═════ Excerpted records
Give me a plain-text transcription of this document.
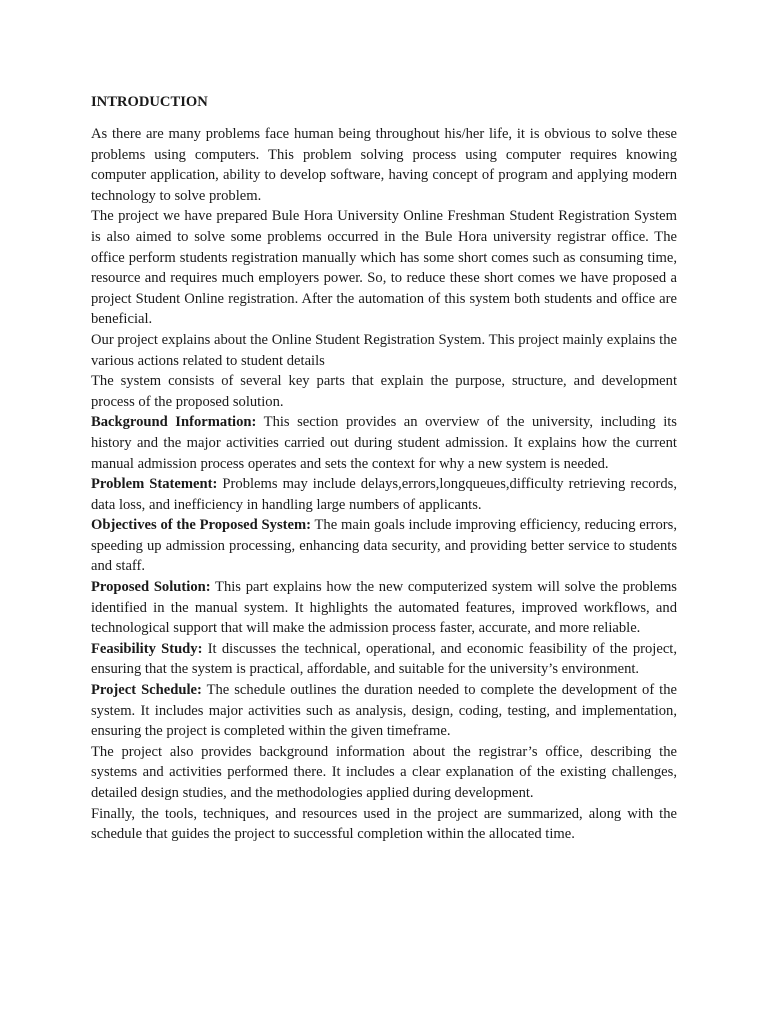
INTRODUCTION

As there are many problems face human being throughout his/her life, it is obvious to solve these problems using computers. This problem solving process using computer requires knowing computer application, ability to develop software, having concept of program and applying modern technology to solve problem.

The project we have prepared Bule Hora University Online Freshman Student Registration System is also aimed to solve some problems occurred in the Bule Hora university registrar office. The office perform students registration manually which has some short comes such as consuming time, resource and requires much employers power. So, to reduce these short comes we have proposed a project Student Online registration. After the automation of this system both students and office are beneficial.

Our project explains about the Online Student Registration System. This project mainly explains the various actions related to student details

The system consists of several key parts that explain the purpose, structure, and development process of the proposed solution.

Background Information: This section provides an overview of the university, including its history and the major activities carried out during student admission. It explains how the current manual admission process operates and sets the context for why a new system is needed.

Problem Statement: Problems may include delays,errors,longqueues,difficulty retrieving records, data loss, and inefficiency in handling large numbers of applicants.

Objectives of the Proposed System: The main goals include improving efficiency, reducing errors, speeding up admission processing, enhancing data security, and providing better service to students and staff.

Proposed Solution: This part explains how the new computerized system will solve the problems identified in the manual system. It highlights the automated features, improved workflows, and technological support that will make the admission process faster, accurate, and more reliable.

Feasibility Study: It discusses the technical, operational, and economic feasibility of the project, ensuring that the system is practical, affordable, and suitable for the university’s environment.

Project Schedule: The schedule outlines the duration needed to complete the development of the system. It includes major activities such as analysis, design, coding, testing, and implementation, ensuring the project is completed within the given timeframe.

The project also provides background information about the registrar’s office, describing the systems and activities performed there. It includes a clear explanation of the existing challenges, detailed design studies, and the methodologies applied during development.

Finally, the tools, techniques, and resources used in the project are summarized, along with the schedule that guides the project to successful completion within the allocated time.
══════════
• [Your objective]: Give the number of lines that hold the word "requires" in these records, with nothing added.

• [Answer]: 2